* [TASK DETAILS] Each line of the data that includes the string "image" is to be copied out.

* [INFORMATION SUPPLIED]

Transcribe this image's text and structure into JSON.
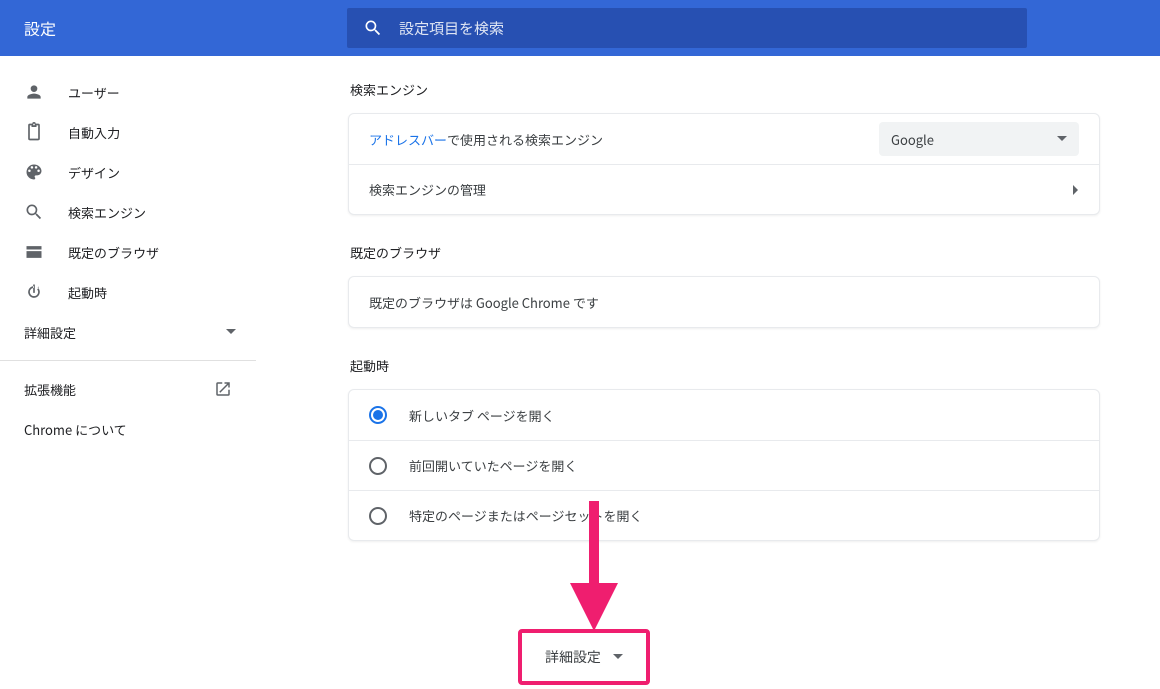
{
  "header": {
    "title": "設定",
    "search_placeholder": "設定項目を検索"
  },
  "sidebar": {
    "items": [
      {
        "label": "ユーザー"
      },
      {
        "label": "自動入力"
      },
      {
        "label": "デザイン"
      },
      {
        "label": "検索エンジン"
      },
      {
        "label": "既定のブラウザ"
      },
      {
        "label": "起動時"
      }
    ],
    "advanced": "詳細設定",
    "extensions": "拡張機能",
    "about": "Chrome について"
  },
  "sections": {
    "search_engine": {
      "heading": "検索エンジン",
      "row1_link": "アドレスバー",
      "row1_rest": "で使用される検索エンジン",
      "engine_value": "Google",
      "row2": "検索エンジンの管理"
    },
    "default_browser": {
      "heading": "既定のブラウザ",
      "text": "既定のブラウザは Google Chrome です"
    },
    "startup": {
      "heading": "起動時",
      "options": [
        "新しいタブ ページを開く",
        "前回開いていたページを開く",
        "特定のページまたはページセットを開く"
      ]
    }
  },
  "advanced_button": "詳細設定"
}
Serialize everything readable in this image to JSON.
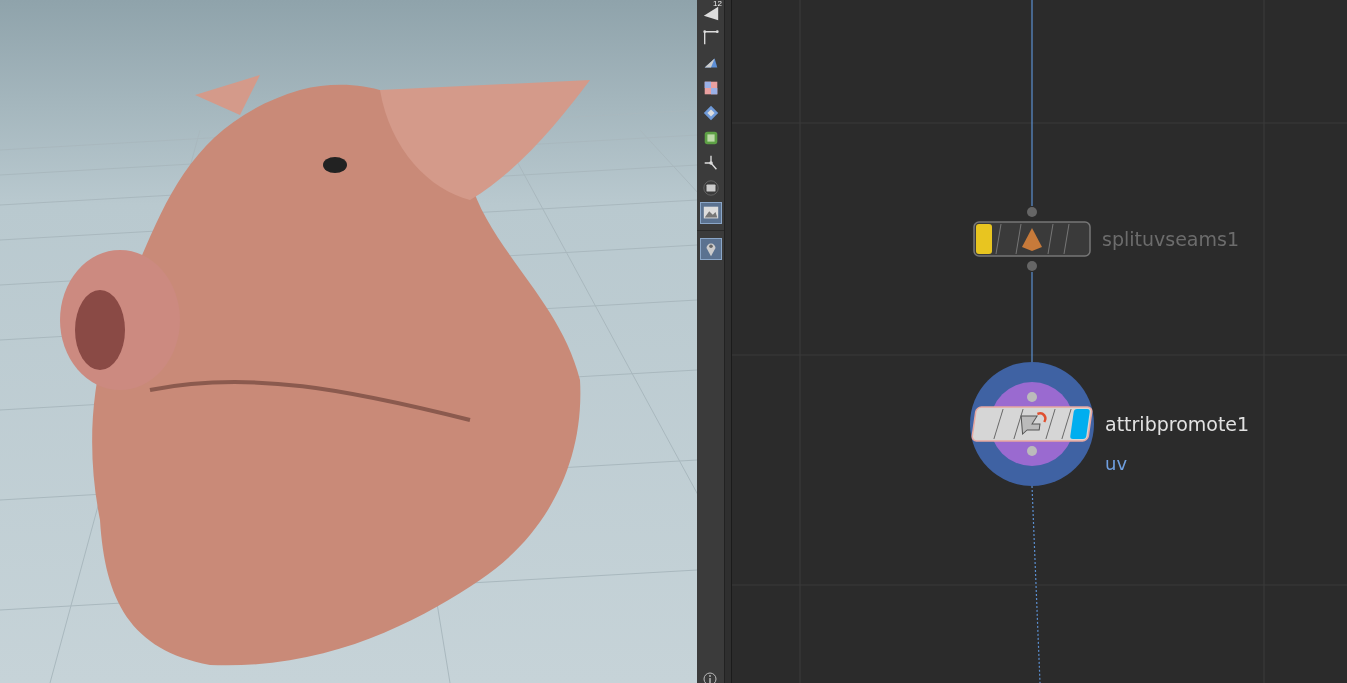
{
  "toolbar": {
    "tools": [
      {
        "kind": "frustum",
        "label": "12",
        "selected": false
      },
      {
        "kind": "corner",
        "selected": false
      },
      {
        "kind": "wedge",
        "selected": false
      },
      {
        "kind": "checker",
        "selected": false
      },
      {
        "kind": "diamond",
        "selected": false
      },
      {
        "kind": "framed-square",
        "selected": false
      },
      {
        "kind": "tripod",
        "selected": false
      },
      {
        "kind": "disc",
        "selected": false
      },
      {
        "kind": "image",
        "selected": true
      },
      {
        "kind": "pin",
        "selected": true
      }
    ]
  },
  "network": {
    "nodes": [
      {
        "name": "splituvseams1",
        "bypass": true,
        "display": false
      },
      {
        "name": "attribpromote1",
        "subtitle": "uv",
        "bypass": false,
        "display": true
      }
    ]
  }
}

* [COMPLETED EXERCISE]
Transcribe this image's text and structure into JSON.
Serialize everything readable in this image to JSON.
        "kind": "image",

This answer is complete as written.